▸ Document excerpt:

[Begin]

A chokepoint is to sea warfare what a high ground is to land warfare

Remember the guns of Navarone that threatened all the Allied shipping that passed though a narrow strait, in the Alistaire Maclean novel and film? It needed a team of the toughest British, Greek and American commandos to sneak in and destroy the guns and secure the seas. Maybe fiction, but it showed us the kind of threat that a force in control of a choke point can project in sea warfare.

A choke point is to sea warfare (there are choke points on terra firma martia, too) what a high ground is to land warfare. Military Machiavellis say, you need eight-to-twenty times the force to dislodge an enemy sitting on high ground with a machine-gun, a pair of binoculars and a good dog.

More, I would day. Look at Siachen. With all their snow-trained Northern Light Infantrymen and Frontiersmen, the Pakistan generals haven’t dislodged about a brigade of our boys sitting like frozen colossuses on the Saltoro heights for the last 40 years. For two reasons. One, our boys are tougher and braver, as we would like to believe. Two, our commanders are smarter. They knew way back in 1984 that the only way to hold Siachen was to occupy the higher peaks.

Imaging: Deni Lal

Flip the coin, and you get Kargil. It took more than two infantry divisions, several score batteries of Bofors guns spewing thousands of 155-mm shells, and several squadrons of MiGs, Mirages and Mi-17s to evict a few hundred unwashed insurgents and uniformless Pakistani troops sitting in a few sangars of rubble atop the Kargil, Dras and Batalik heights, exactly a quarter century ago. That wasn’t 1:8 or even 1:20.

Not much different is a choke point in sea warfare. With a few long-range guns and missile batteries, anyone sitting at a choke point can threaten all the shipping that falls within his firing range. And believe me, the seas around us are dotted with such Navarones. None with the kind of craggy hills for a Captain Mallory to climb (thank God!), but there are scores of chapati-flat islets that offer ideal gun positions and pirate hideouts.

Many of the people-less islands of Lakshadweep and the Maldives could turn into mini Navarones if somebody holds them with force. Our bombers and destroyers may take them out, but they can still bring global commerce to a standstill for a few days.

Exaggerated? No, if you get an idea of the kind of commercial shipping that passes though just one choke point that lies amidst our sovereign territories. All the ships carrying all the cargo and crude that are being traded between Europe, Africa and the Middle-East on the one side and South Asia, Southeast Asia and the Far East on the other, pass between two India-owned islands. I am talking of the 200-km wide Nine Degree Channel that separates our Kalpeni and Suheli Par from our Minicoy and through which 12 ships pass every minute.

The Nine Degree Channel is one of the nine choke points spotted by maritime strategists in the Indian Ocean, the others being the Strait of Hormuz, the Suez Canal and the Red Sea, the Strait of Bab-el-Mandeb and the Horn of Africa, the Malacca Strait, the Lombok Strait, the Sunda Strait, the Six Degree Channel, and the Cape of Good Hope.

We can’t take chances. Mohamed Muizzu may have kicked out about a hundred of our boys from the Maldives. But we are positioning more of them just 50 miles off. Last week the government gave the go-ahead to build a military airbase in Minicoy and to extend the airfield on Agatti.

[End]

▸ Entries:
[Begin]

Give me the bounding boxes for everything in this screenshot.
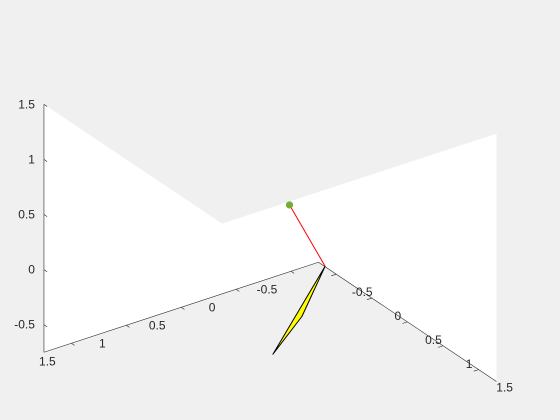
z-tick-mark bbox=[43, 159, 48, 162]
y-tick-mark bbox=[126, 325, 130, 328]
z-tick-label: 1.5 bbox=[18, 97, 35, 111]
x-tick-mark bbox=[473, 369, 479, 372]
y-tick-label: -0.5 bbox=[257, 282, 278, 296]
x-tick-label: 0 bbox=[395, 309, 402, 323]
y-tick-mark bbox=[71, 343, 75, 346]
x-tick-mark bbox=[402, 321, 408, 324]
x-tick-label: 0.5 bbox=[425, 333, 442, 347]
z-tick-mark bbox=[43, 269, 48, 273]
z-tick-label: 1 bbox=[28, 152, 35, 166]
axes-background bbox=[43, 104, 497, 382]
z-tick-label: -0.5 bbox=[14, 318, 35, 332]
tick-marks bbox=[43, 104, 479, 372]
red-line-segment bbox=[289, 204, 326, 267]
y-tick-label: 0 bbox=[209, 300, 216, 314]
z-tick-mark bbox=[43, 324, 48, 328]
y-tick-mark bbox=[290, 271, 295, 274]
y-tick-label: 1 bbox=[99, 336, 106, 350]
x-tick-mark bbox=[438, 345, 444, 348]
x-tick-label: 1.5 bbox=[496, 381, 513, 395]
z-tick-mark bbox=[43, 104, 48, 107]
x-tick-mark bbox=[331, 273, 337, 277]
axes-faces bbox=[43, 104, 497, 382]
green-point-marker bbox=[285, 201, 294, 209]
z-tick-label: 0.5 bbox=[18, 208, 35, 222]
z-tick-mark bbox=[43, 214, 48, 217]
yellow-triangle-patch bbox=[272, 265, 326, 355]
x-tick-mark bbox=[366, 297, 372, 300]
y-tick-label: 1.5 bbox=[39, 354, 56, 368]
y-tick-mark bbox=[235, 289, 240, 292]
y-tick-label: 0.5 bbox=[149, 318, 166, 332]
y-tick-mark bbox=[181, 307, 185, 310]
x-tick-label: 1 bbox=[466, 357, 473, 371]
tick-labels: -0.5 0 0.5 1 1.5 -0.5 0 0.5 1 1.5 -0.5 0 0.5 1 1.5 bbox=[14, 97, 513, 394]
z-tick-label: 0 bbox=[28, 263, 35, 277]
plot-objects bbox=[272, 201, 326, 355]
x-tick-label: -0.5 bbox=[352, 285, 373, 299]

[End]

▸ Work instructions:
**a.** According to the article on sea chokepoints, how many ships pass through the Nine Degree Channel every minute?
**b.** In the records, rename "y-tick-label" to "y-axis-label" across the stretch from the line containing "z-tick-mark bbox=[43, 159, 48, 162]" through the end of the records. Output only those lines, with nothing else changed.
The records bear no relation to the article on sea chokepoints.

▸ Answers in order:
**a.** 12 ships pass through it every minute.

**b.**
z-tick-mark bbox=[43, 159, 48, 162]
y-tick-mark bbox=[126, 325, 130, 328]
z-tick-label: 1.5 bbox=[18, 97, 35, 111]
x-tick-mark bbox=[473, 369, 479, 372]
y-axis-label: -0.5 bbox=[257, 282, 278, 296]
x-tick-label: 0 bbox=[395, 309, 402, 323]
y-tick-mark bbox=[71, 343, 75, 346]
x-tick-mark bbox=[402, 321, 408, 324]
x-tick-label: 0.5 bbox=[425, 333, 442, 347]
z-tick-mark bbox=[43, 269, 48, 273]
z-tick-label: 1 bbox=[28, 152, 35, 166]
axes-background bbox=[43, 104, 497, 382]
z-tick-label: -0.5 bbox=[14, 318, 35, 332]
tick-marks bbox=[43, 104, 479, 372]
red-line-segment bbox=[289, 204, 326, 267]
y-axis-label: 0 bbox=[209, 300, 216, 314]
z-tick-mark bbox=[43, 324, 48, 328]
y-tick-mark bbox=[290, 271, 295, 274]
y-axis-label: 1 bbox=[99, 336, 106, 350]
x-tick-mark bbox=[438, 345, 444, 348]
x-tick-label: 1.5 bbox=[496, 381, 513, 395]
z-tick-mark bbox=[43, 104, 48, 107]
x-tick-mark bbox=[331, 273, 337, 277]
axes-faces bbox=[43, 104, 497, 382]
green-point-marker bbox=[285, 201, 294, 209]
z-tick-label: 0.5 bbox=[18, 208, 35, 222]
z-tick-mark bbox=[43, 214, 48, 217]
yellow-triangle-patch bbox=[272, 265, 326, 355]
x-tick-mark bbox=[366, 297, 372, 300]
y-axis-label: 1.5 bbox=[39, 354, 56, 368]
y-tick-mark bbox=[235, 289, 240, 292]
y-axis-label: 0.5 bbox=[149, 318, 166, 332]
y-tick-mark bbox=[181, 307, 185, 310]
x-tick-label: 1 bbox=[466, 357, 473, 371]
tick-labels: -0.5 0 0.5 1 1.5 -0.5 0 0.5 1 1.5 -0.5 0 0.5 1 1.5 bbox=[14, 97, 513, 394]
z-tick-label: 0 bbox=[28, 263, 35, 277]
plot-objects bbox=[272, 201, 326, 355]
x-tick-label: -0.5 bbox=[352, 285, 373, 299]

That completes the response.